● **CHALLENGE**
The records below need retyping in full; give them again exactly.

● **INPUT FOR THIS TASK**
## Start
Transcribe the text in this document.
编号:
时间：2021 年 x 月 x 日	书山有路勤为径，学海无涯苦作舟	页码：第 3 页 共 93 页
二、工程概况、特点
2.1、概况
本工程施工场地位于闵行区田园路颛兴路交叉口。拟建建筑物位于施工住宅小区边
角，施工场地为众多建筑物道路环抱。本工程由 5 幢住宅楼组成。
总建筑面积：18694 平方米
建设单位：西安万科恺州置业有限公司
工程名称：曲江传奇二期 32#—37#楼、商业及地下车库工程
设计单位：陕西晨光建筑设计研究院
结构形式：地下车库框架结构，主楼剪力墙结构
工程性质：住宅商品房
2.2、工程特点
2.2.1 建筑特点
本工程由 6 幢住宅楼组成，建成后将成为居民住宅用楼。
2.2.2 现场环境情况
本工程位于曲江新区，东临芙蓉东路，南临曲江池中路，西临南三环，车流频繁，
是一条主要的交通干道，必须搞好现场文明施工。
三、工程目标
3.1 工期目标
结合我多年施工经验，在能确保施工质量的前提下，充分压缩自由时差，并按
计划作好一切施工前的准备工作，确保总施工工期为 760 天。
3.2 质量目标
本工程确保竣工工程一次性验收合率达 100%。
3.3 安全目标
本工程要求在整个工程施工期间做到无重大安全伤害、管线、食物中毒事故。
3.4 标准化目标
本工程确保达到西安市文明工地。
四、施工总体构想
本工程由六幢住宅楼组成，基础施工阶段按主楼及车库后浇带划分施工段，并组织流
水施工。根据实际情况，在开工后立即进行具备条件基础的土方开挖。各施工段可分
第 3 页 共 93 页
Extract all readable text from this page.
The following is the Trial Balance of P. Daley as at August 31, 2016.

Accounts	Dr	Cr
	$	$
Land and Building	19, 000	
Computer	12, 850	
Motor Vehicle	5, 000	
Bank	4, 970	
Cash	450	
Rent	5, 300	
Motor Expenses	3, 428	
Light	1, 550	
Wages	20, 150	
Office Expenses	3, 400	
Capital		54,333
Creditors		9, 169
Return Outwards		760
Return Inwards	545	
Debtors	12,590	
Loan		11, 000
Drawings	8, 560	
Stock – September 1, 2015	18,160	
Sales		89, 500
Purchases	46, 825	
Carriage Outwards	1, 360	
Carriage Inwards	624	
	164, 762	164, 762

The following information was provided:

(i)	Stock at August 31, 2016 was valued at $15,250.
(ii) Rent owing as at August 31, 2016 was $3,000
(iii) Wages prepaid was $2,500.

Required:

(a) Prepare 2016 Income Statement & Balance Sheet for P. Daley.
## End
● **EXPECTED ANSWER**
Transcribe the text in this document.
编号:
时间：2021 年 x 月 x 日	书山有路勤为径，学海无涯苦作舟	页码：第 3 页 共 93 页
二、工程概况、特点
2.1、概况
本工程施工场地位于闵行区田园路颛兴路交叉口。拟建建筑物位于施工住宅小区边
角，施工场地为众多建筑物道路环抱。本工程由 5 幢住宅楼组成。
总建筑面积：18694 平方米
建设单位：西安万科恺州置业有限公司
工程名称：曲江传奇二期 32#—37#楼、商业及地下车库工程
设计单位：陕西晨光建筑设计研究院
结构形式：地下车库框架结构，主楼剪力墙结构
工程性质：住宅商品房
2.2、工程特点
2.2.1 建筑特点
本工程由 6 幢住宅楼组成，建成后将成为居民住宅用楼。
2.2.2 现场环境情况
本工程位于曲江新区，东临芙蓉东路，南临曲江池中路，西临南三环，车流频繁，
是一条主要的交通干道，必须搞好现场文明施工。
三、工程目标
3.1 工期目标
结合我多年施工经验，在能确保施工质量的前提下，充分压缩自由时差，并按
计划作好一切施工前的准备工作，确保总施工工期为 760 天。
3.2 质量目标
本工程确保竣工工程一次性验收合率达 100%。
3.3 安全目标
本工程要求在整个工程施工期间做到无重大安全伤害、管线、食物中毒事故。
3.4 标准化目标
本工程确保达到西安市文明工地。
四、施工总体构想
本工程由六幢住宅楼组成，基础施工阶段按主楼及车库后浇带划分施工段，并组织流
水施工。根据实际情况，在开工后立即进行具备条件基础的土方开挖。各施工段可分
第 3 页 共 93 页
Extract all readable text from this page.
The following is the Trial Balance of P. Daley as at August 31, 2016.

Accounts	Dr	Cr
	$	$
Land and Building	19, 000	
Computer	12, 850	
Motor Vehicle	5, 000	
Bank	4, 970	
Cash	450	
Rent	5, 300	
Motor Expenses	3, 428	
Light	1, 550	
Wages	20, 150	
Office Expenses	3, 400	
Capital		54,333
Creditors		9, 169
Return Outwards		760
Return Inwards	545	
Debtors	12,590	
Loan		11, 000
Drawings	8, 560	
Stock – September 1, 2015	18,160	
Sales		89, 500
Purchases	46, 825	
Carriage Outwards	1, 360	
Carriage Inwards	624	
	164, 762	164, 762

The following information was provided:

(i)	Stock at August 31, 2016 was valued at $15,250.
(ii) Rent owing as at August 31, 2016 was $3,000
(iii) Wages prepaid was $2,500.

Required:

(a) Prepare 2016 Income Statement & Balance Sheet for P. Daley.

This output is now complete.